In the entries below, count each line holding the word "JSON". Answer with the total alone.

+ + +

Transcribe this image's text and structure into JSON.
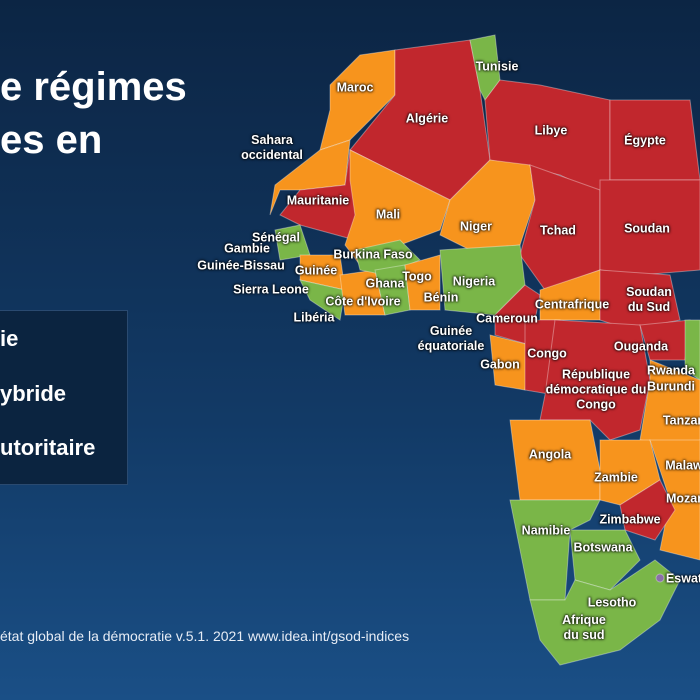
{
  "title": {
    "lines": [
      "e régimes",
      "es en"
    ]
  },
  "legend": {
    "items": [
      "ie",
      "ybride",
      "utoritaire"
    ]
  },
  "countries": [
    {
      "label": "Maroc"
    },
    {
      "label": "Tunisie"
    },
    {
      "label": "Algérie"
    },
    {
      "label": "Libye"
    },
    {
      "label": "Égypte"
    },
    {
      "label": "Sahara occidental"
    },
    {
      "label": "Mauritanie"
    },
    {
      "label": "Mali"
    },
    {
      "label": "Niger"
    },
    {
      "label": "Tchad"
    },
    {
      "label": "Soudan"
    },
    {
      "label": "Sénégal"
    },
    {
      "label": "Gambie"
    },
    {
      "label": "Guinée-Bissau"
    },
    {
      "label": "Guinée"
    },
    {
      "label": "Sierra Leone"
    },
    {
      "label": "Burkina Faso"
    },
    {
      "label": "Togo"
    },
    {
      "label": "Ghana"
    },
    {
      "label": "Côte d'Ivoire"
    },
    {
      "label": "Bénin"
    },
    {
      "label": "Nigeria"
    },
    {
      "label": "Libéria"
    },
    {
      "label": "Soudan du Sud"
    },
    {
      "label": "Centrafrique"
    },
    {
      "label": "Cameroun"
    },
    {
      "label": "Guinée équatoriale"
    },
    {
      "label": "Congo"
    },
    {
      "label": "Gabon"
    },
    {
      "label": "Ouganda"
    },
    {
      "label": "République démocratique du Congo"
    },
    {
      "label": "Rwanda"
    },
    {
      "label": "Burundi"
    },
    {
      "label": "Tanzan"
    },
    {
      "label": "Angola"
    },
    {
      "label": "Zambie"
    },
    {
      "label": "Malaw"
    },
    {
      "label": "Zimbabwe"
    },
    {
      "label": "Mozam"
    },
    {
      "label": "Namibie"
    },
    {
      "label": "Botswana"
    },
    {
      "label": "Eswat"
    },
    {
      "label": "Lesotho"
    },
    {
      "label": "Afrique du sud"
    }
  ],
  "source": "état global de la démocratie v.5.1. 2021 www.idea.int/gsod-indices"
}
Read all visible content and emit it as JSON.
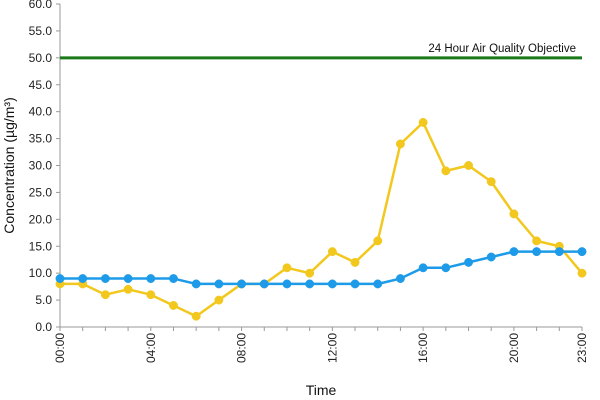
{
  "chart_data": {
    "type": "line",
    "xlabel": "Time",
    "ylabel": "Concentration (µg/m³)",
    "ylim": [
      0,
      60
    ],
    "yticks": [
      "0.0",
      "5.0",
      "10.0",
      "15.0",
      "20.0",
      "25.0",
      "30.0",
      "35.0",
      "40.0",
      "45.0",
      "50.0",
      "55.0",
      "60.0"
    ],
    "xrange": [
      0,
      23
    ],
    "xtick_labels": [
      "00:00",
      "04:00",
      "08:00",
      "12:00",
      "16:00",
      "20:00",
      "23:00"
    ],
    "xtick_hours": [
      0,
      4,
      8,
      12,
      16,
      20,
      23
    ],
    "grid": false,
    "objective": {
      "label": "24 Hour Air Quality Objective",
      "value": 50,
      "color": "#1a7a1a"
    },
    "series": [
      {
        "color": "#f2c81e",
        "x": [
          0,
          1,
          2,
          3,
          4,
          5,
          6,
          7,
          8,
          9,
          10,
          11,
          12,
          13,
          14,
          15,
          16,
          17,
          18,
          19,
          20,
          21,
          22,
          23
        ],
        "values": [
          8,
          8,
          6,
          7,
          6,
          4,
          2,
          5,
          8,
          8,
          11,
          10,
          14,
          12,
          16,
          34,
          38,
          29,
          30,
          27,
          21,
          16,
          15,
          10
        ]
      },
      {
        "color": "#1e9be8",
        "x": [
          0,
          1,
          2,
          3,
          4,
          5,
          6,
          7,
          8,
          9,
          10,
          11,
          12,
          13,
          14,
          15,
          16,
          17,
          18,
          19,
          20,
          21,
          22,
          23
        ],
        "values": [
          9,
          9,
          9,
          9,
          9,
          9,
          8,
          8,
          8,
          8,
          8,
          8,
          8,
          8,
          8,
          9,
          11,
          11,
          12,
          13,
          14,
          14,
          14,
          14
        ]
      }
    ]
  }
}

+ + +

[RESULT OF THIS TASK]
2